> **DATA SHOWN**
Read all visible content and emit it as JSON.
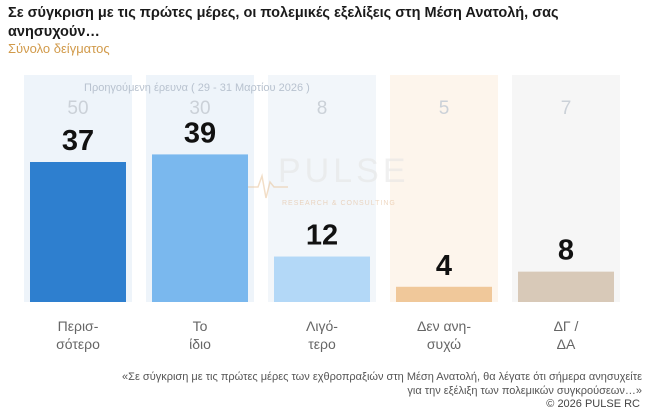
{
  "header": {
    "title": "Σε σύγκριση με τις πρώτες μέρες, οι πολεμικές εξελίξεις στη Μέση Ανατολή, σας ανησυχούν…",
    "subtitle": "Σύνολο δείγματος"
  },
  "chart_data": {
    "type": "bar",
    "categories": [
      "Περισ-σότερο",
      "Το ίδιο",
      "Λιγό-τερο",
      "Δεν ανη-συχώ",
      "ΔΓ / ΔΑ"
    ],
    "category_lines": [
      [
        "Περισ-",
        "σότερο"
      ],
      [
        "Το",
        "ίδιο"
      ],
      [
        "Λιγό-",
        "τερο"
      ],
      [
        "Δεν ανη-",
        "συχώ"
      ],
      [
        "ΔΓ /",
        "ΔΑ"
      ]
    ],
    "series": [
      {
        "name": "Προηγούμενη έρευνα ( 29 - 31 Μαρτίου 2026 )",
        "values": [
          50,
          30,
          8,
          5,
          7
        ]
      },
      {
        "values": [
          37,
          39,
          12,
          4,
          8
        ]
      }
    ],
    "ylim": [
      0,
      60
    ],
    "grid": false,
    "colors": {
      "current_bars": [
        "#2e7fcf",
        "#7ab8ee",
        "#b3d8f7",
        "#f0c89a",
        "#d8c9b8"
      ],
      "previous_columns": [
        "#eef4fa",
        "#eef4fa",
        "#f2f6fa",
        "#fdf5ec",
        "#f6f6f6"
      ]
    }
  },
  "watermark": {
    "brand": "PULSE",
    "tagline": "RESEARCH & CONSULTING"
  },
  "footer": {
    "question": "«Σε σύγκριση με τις πρώτες μέρες των εχθροπραξιών στη Μέση Ανατολή, θα λέγατε ότι σήμερα ανησυχείτε για την εξέλιξη των πολεμικών συγκρούσεων…»",
    "copyright": "© 2026 PULSE RC"
  }
}
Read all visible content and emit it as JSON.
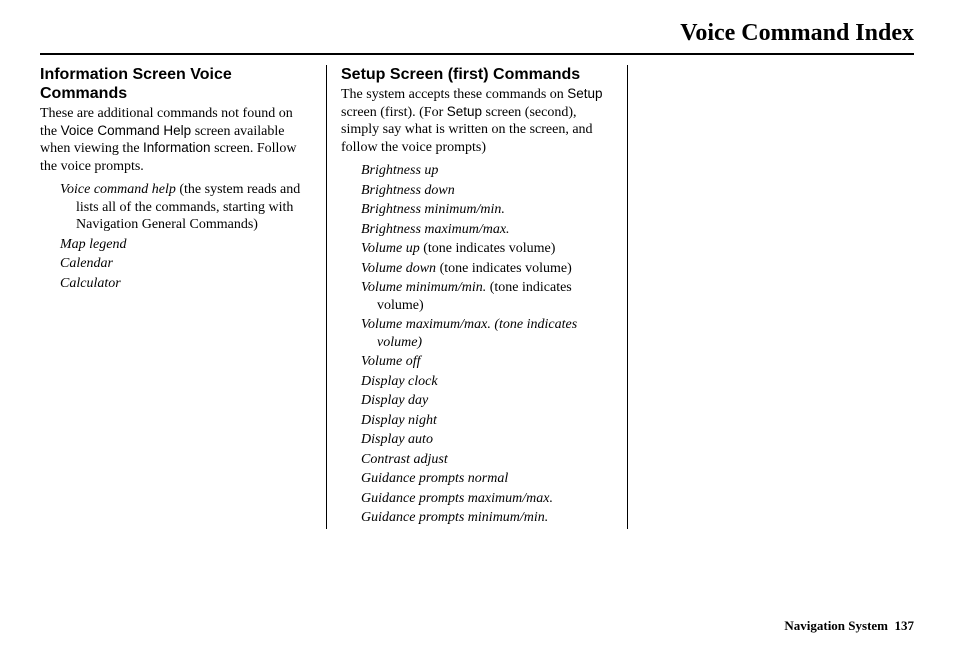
{
  "pageTitle": "Voice Command Index",
  "footerLabel": "Navigation System",
  "footerPage": "137",
  "col1": {
    "heading": "Information Screen Voice Commands",
    "intro_p1": "These are additional commands not found on the ",
    "intro_sans1": "Voice Command Help",
    "intro_p2": " screen available when viewing the ",
    "intro_sans2": "Information",
    "intro_p3": " screen. Follow the voice prompts.",
    "items": [
      {
        "cmd": "Voice command help",
        "note": " (the system reads and lists all of the commands, starting with Navigation General Commands)"
      },
      {
        "cmd": "Map legend",
        "note": ""
      },
      {
        "cmd": "Calendar",
        "note": ""
      },
      {
        "cmd": "Calculator",
        "note": ""
      }
    ]
  },
  "col2": {
    "heading": "Setup Screen (first) Commands",
    "intro_p1": "The system accepts these commands on ",
    "intro_sans1": "Setup",
    "intro_p2": " screen (first). (For ",
    "intro_sans2": "Setup",
    "intro_p3": " screen (second), simply say what is written on the screen, and follow the voice prompts)",
    "items": [
      {
        "cmd": "Brightness up",
        "note": ""
      },
      {
        "cmd": "Brightness down",
        "note": ""
      },
      {
        "cmd": "Brightness minimum/min.",
        "note": ""
      },
      {
        "cmd": "Brightness maximum/max.",
        "note": ""
      },
      {
        "cmd": "Volume up",
        "note": " (tone indicates volume)"
      },
      {
        "cmd": "Volume down",
        "note": " (tone indicates volume)"
      },
      {
        "cmd": "Volume minimum/min.",
        "note": " (tone indicates volume)"
      },
      {
        "cmd": "Volume maximum/max. (tone indicates volume)",
        "note": "",
        "allItalic": true
      },
      {
        "cmd": "Volume off",
        "note": ""
      },
      {
        "cmd": "Display clock",
        "note": ""
      },
      {
        "cmd": "Display day",
        "note": ""
      },
      {
        "cmd": "Display night",
        "note": ""
      },
      {
        "cmd": "Display auto",
        "note": ""
      },
      {
        "cmd": "Contrast adjust",
        "note": ""
      },
      {
        "cmd": "Guidance prompts normal",
        "note": ""
      },
      {
        "cmd": "Guidance prompts maximum/max.",
        "note": ""
      },
      {
        "cmd": "Guidance prompts minimum/min.",
        "note": ""
      }
    ]
  }
}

> **WHAT IS ASKED**
Look above for lines with the word "Μέση" and copy them all.

> **ANSWER TO THE PROBLEM**
    "title": "Σε σύγκριση με τις πρώτες μέρες, οι πολεμικές εξελίξεις στη Μέση Ανατολή, σας ανησυχούν…",
    "question": "«Σε σύγκριση με τις πρώτες μέρες των εχθροπραξιών στη Μέση Ανατολή, θα λέγατε ότι σήμερα ανησυχείτε για την εξέλιξη των πολεμικών συγκρούσεων…»",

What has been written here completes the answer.